Required task A: In the listing, rewrite the stretch from the line containing "- chart2-title-line-1: Grado" through the line containing "- data-label: 5%: [115, 391, 134, 406]", replacing "data-label" with "value-label" and leaving everything else unchanged.

Source extract:
━━━

Although Novalis describes the world-creating activity of the genius as “spontaneous,” he envisions this activity not as a generation ex nihilo or an imposition of an interpretation on an inert world, but as the way the world expresses itself in a more conscious and articulate, and therefore more spiritual, form. The world the genius creates is, due to her or his intuition and greater connections with the rest of the world, a free expression of the spirit, unity, and life of the universe, including of the genius her- or himself as the place where these characteristics are epitomized and come to expression. The actions of the genius are shaped and informed by the world of which she or he is a part, so that the spontaneous expression of the genius’s spirit that occurs in artistic creation is also a response to what is given. Novalis takes as the archetype of this activity the novelist, who “from his given crowd of accidents and situations—makes a well-ordered, lawlike series” (“Anecdotes,” Schriften II, p.580 #242). The freedom and creativity of the author are restricted by the terms given to him or her, while he or she draws objects and events together into a coherent, meaningful whole. This process can be extended to the task of understanding and acting towards the events of one’s experiences generally: Novalis claims, “All the accidents of our lives are materials out of which we can make what we want” (“Pollen,” Schriften II, pp.437–39 #66).

In other words, the genius is engaged in creative dialogue with his or her surroundings. For Novalis, nature is a language, if one that modern human beings have forgotten how to read and respond to. The beings and events that make up the world, including but not restricted to human beings and their activity, are symbols of the divine. While these symbols are now hidden to most people, the genius can both read and respond to this language of nature, like a participant in a conversation, and in doing so bring this world to a higher, more spiritual expression.

7. Language and the Fragment

According to Novalis, language, the mind, the world, and the divine have analogous structures that allow them to reflect each other. Furthermore, some uses of language bring the world and the mind closer together by allowing them to reflect each other more closely. The kinds of language that do this are not those that give the most accurate descriptions of their objects, but those that stimulate listeners to use their imaginations to intuit something about the world that cannot be captured in discursive categories.

━━━

Task material:
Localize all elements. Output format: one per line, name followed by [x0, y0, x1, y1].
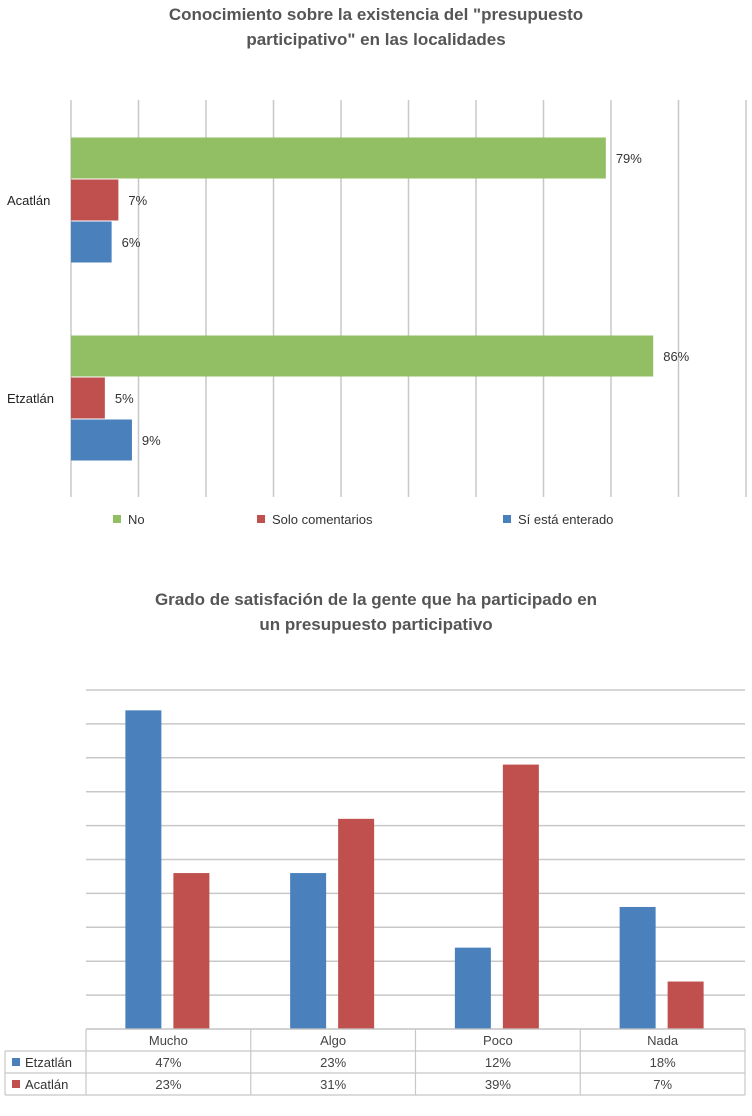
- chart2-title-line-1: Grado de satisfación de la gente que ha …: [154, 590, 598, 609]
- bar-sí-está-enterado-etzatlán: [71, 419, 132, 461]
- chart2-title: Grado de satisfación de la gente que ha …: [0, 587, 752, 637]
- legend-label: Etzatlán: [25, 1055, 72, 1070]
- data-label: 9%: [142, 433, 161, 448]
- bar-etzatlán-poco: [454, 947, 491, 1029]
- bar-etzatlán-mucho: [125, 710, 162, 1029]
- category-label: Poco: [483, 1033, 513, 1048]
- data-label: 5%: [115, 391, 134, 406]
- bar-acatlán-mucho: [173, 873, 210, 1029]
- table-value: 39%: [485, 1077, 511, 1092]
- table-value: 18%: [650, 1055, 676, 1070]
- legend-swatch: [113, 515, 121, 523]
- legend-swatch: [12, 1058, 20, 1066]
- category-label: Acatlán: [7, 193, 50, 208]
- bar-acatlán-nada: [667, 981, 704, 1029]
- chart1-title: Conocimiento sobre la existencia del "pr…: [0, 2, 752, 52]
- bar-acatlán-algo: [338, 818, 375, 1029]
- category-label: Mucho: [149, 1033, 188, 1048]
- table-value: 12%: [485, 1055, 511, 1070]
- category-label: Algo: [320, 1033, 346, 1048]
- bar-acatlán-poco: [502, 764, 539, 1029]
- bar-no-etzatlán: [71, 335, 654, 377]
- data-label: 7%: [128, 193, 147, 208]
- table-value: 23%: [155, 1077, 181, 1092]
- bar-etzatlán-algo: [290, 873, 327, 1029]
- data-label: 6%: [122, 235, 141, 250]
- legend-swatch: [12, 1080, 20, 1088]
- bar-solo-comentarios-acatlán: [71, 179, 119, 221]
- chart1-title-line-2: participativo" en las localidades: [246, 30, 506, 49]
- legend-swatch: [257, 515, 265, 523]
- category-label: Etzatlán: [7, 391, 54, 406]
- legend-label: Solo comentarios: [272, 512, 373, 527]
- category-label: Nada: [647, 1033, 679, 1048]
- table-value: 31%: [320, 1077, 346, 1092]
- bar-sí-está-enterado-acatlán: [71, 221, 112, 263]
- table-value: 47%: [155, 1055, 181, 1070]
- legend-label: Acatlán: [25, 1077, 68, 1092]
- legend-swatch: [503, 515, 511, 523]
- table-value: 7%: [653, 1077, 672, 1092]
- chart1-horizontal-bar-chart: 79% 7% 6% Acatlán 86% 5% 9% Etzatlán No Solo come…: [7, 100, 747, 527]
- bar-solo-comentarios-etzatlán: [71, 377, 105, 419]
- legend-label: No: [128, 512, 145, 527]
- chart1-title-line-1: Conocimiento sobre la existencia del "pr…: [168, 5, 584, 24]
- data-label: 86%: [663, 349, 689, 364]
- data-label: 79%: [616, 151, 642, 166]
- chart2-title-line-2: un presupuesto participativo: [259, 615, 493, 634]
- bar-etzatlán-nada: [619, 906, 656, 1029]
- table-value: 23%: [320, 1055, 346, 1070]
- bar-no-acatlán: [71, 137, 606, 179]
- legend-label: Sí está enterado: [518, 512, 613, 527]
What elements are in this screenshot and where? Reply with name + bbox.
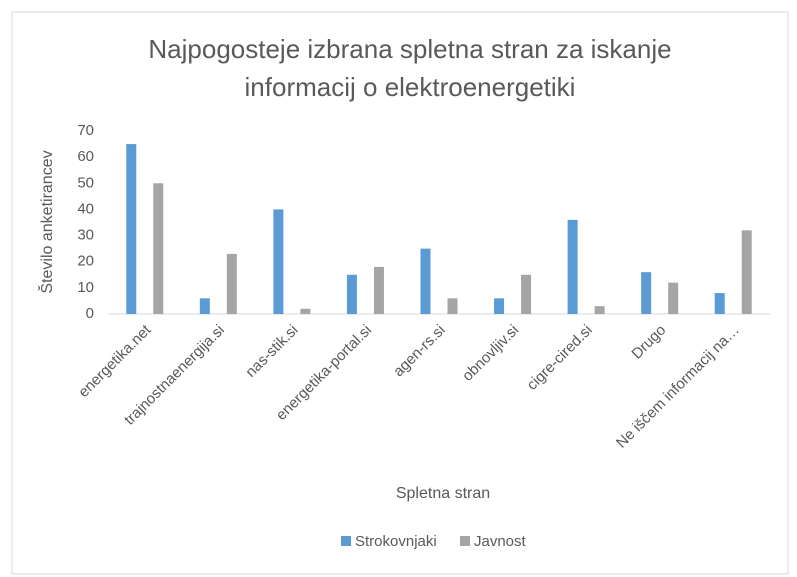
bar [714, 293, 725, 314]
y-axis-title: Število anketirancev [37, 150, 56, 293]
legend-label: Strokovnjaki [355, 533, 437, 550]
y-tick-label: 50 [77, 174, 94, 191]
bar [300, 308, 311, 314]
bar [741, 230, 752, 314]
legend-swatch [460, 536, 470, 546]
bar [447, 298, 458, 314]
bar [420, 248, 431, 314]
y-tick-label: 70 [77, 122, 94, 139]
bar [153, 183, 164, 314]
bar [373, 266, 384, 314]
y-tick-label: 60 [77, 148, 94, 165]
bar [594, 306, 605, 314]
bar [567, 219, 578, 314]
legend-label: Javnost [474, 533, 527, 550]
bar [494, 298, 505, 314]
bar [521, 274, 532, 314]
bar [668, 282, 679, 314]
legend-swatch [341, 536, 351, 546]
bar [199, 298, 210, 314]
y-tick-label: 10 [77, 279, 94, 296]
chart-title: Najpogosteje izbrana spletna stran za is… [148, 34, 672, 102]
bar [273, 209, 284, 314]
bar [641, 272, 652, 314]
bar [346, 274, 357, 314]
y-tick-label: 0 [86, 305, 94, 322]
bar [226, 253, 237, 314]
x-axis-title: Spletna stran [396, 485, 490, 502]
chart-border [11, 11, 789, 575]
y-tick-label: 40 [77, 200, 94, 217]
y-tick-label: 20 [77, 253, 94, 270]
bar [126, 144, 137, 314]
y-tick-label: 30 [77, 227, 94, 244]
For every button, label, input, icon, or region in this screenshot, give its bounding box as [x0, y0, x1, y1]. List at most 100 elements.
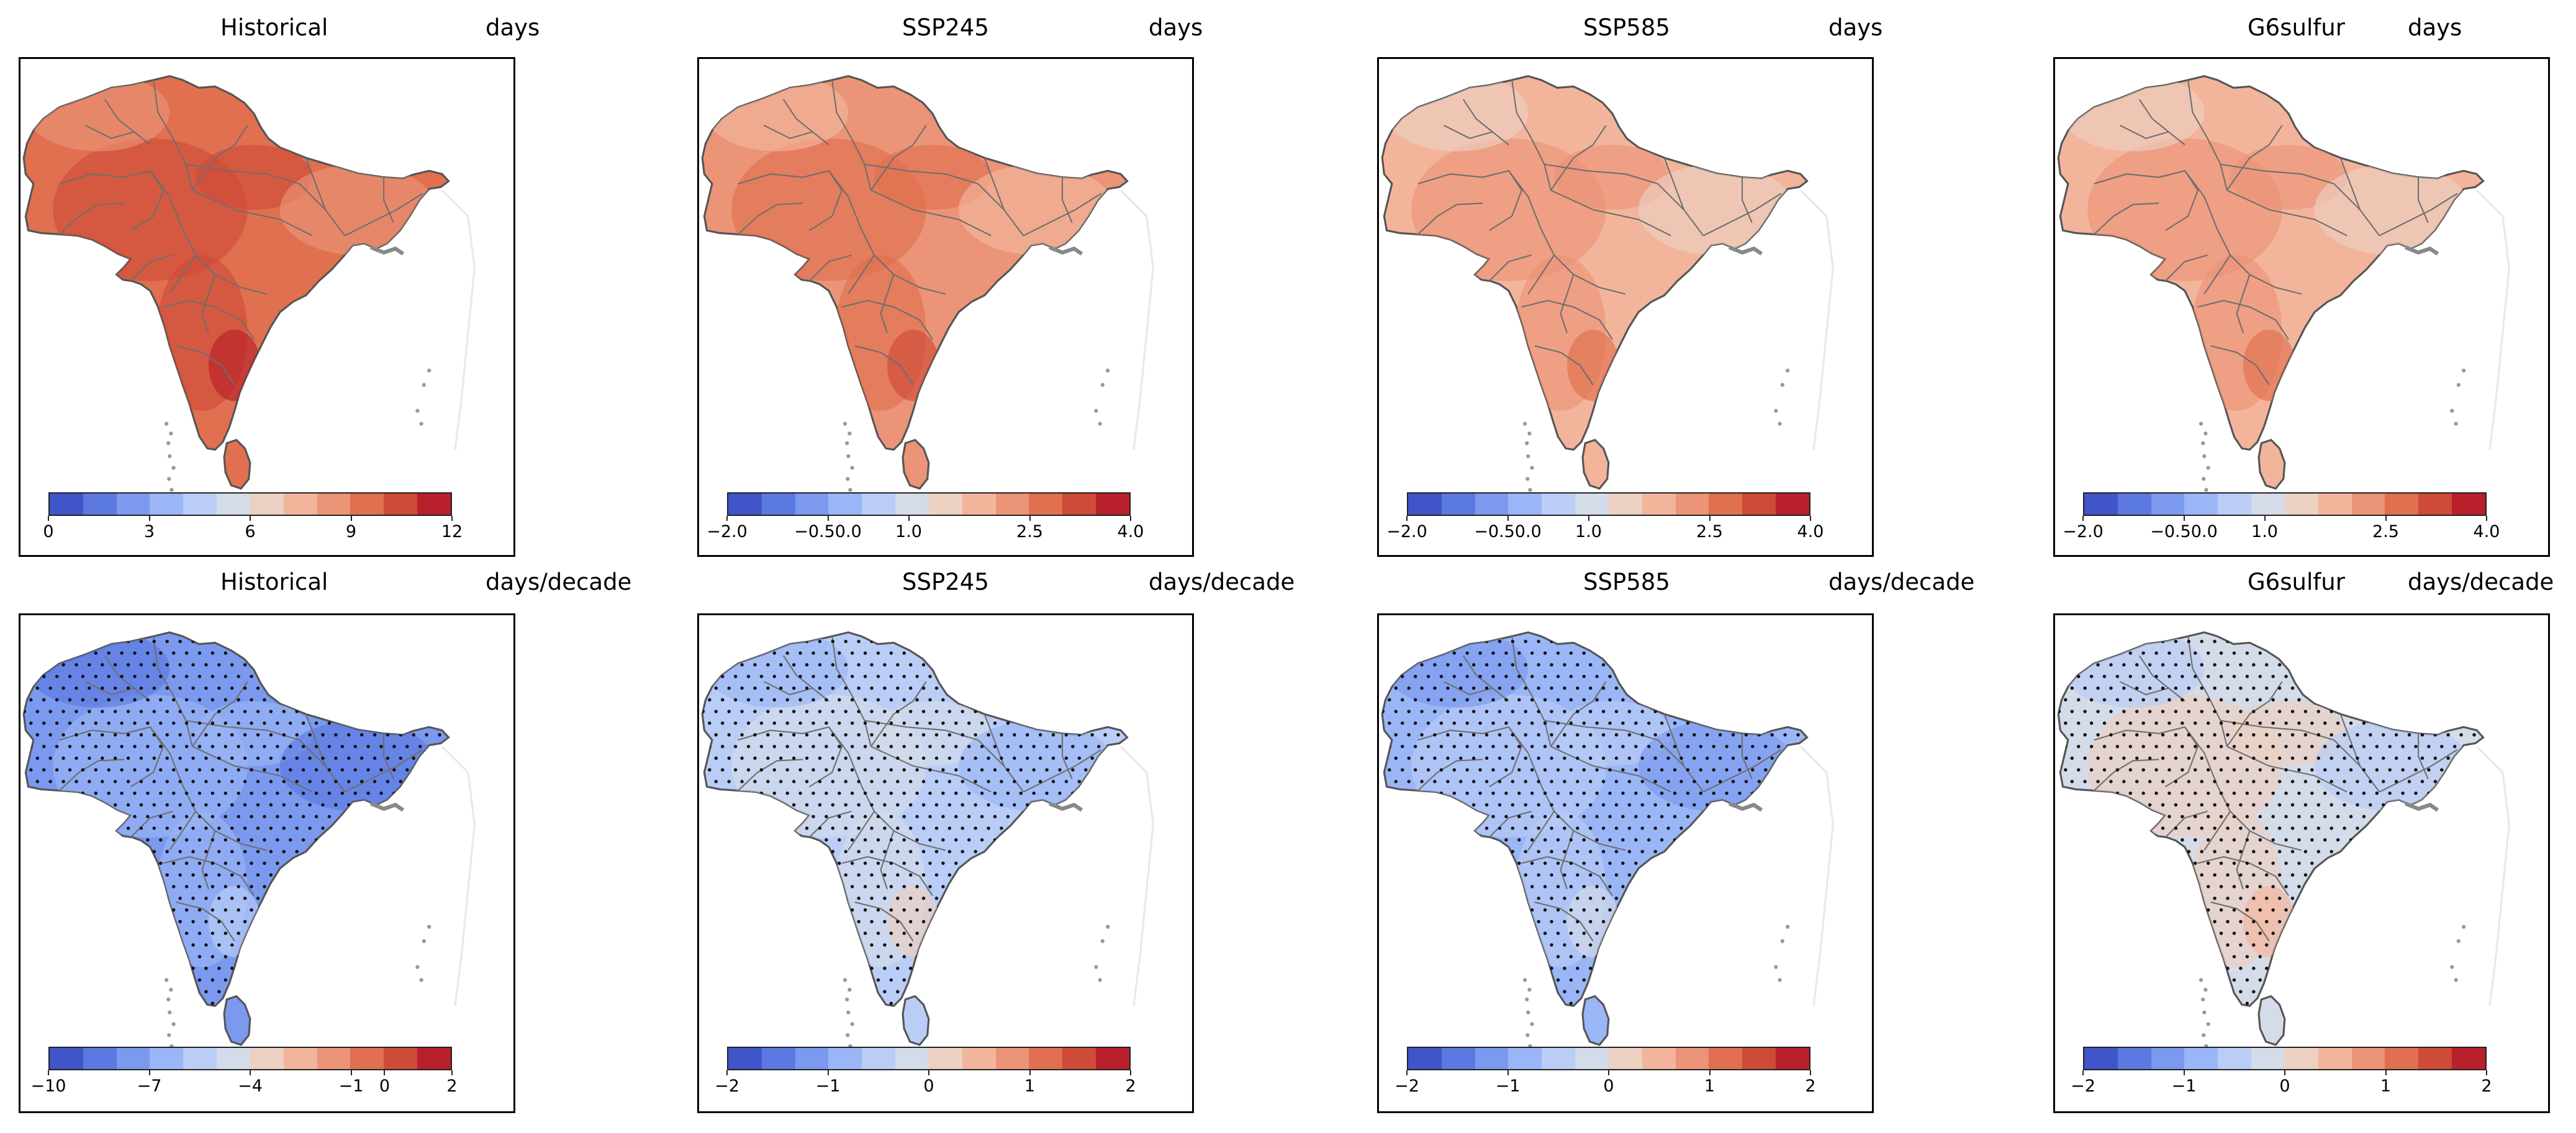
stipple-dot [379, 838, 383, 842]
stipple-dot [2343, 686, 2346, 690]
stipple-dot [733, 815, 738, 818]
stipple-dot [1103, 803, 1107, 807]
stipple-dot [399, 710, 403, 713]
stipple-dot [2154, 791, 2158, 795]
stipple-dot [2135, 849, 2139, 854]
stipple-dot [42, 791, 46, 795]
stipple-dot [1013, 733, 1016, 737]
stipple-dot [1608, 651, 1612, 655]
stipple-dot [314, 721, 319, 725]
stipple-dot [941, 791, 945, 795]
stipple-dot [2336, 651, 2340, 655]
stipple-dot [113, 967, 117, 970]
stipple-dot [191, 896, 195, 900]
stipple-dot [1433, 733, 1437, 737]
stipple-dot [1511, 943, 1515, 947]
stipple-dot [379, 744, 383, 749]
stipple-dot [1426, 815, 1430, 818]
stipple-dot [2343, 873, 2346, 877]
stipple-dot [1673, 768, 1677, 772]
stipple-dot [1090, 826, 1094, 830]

━━━

Required task B:
Answer these from the passage on Novalis:
(i) Whom does Novalis take as the archetype of the genius's world-creating activity?
(ii) What does Novalis say nature is?
(iii) Which kinds of language bring the world and the mind closer together?

Solution A:
- chart2-title-line-1: Grado de satisfación de la gente que ha …: [154, 590, 598, 609]
- bar-sí-está-enterado-etzatlán: [71, 419, 132, 461]
- chart2-title: Grado de satisfación de la gente que ha …: [0, 587, 752, 637]
- legend-label: Etzatlán: [25, 1055, 72, 1070]
- value-label: 9%: [142, 433, 161, 448]
- bar-etzatlán-poco: [454, 947, 491, 1029]
- bar-etzatlán-mucho: [125, 710, 162, 1029]
- category-label: Poco: [483, 1033, 513, 1048]
- value-label: 5%: [115, 391, 134, 406]

Solution B:
(i) The novelist.
(ii) A language, though one that modern human beings have forgotten how to read and respond to.
(iii) Those that stimulate listeners to use their imaginations to intuit something about the world that cannot be captured in discursive categories.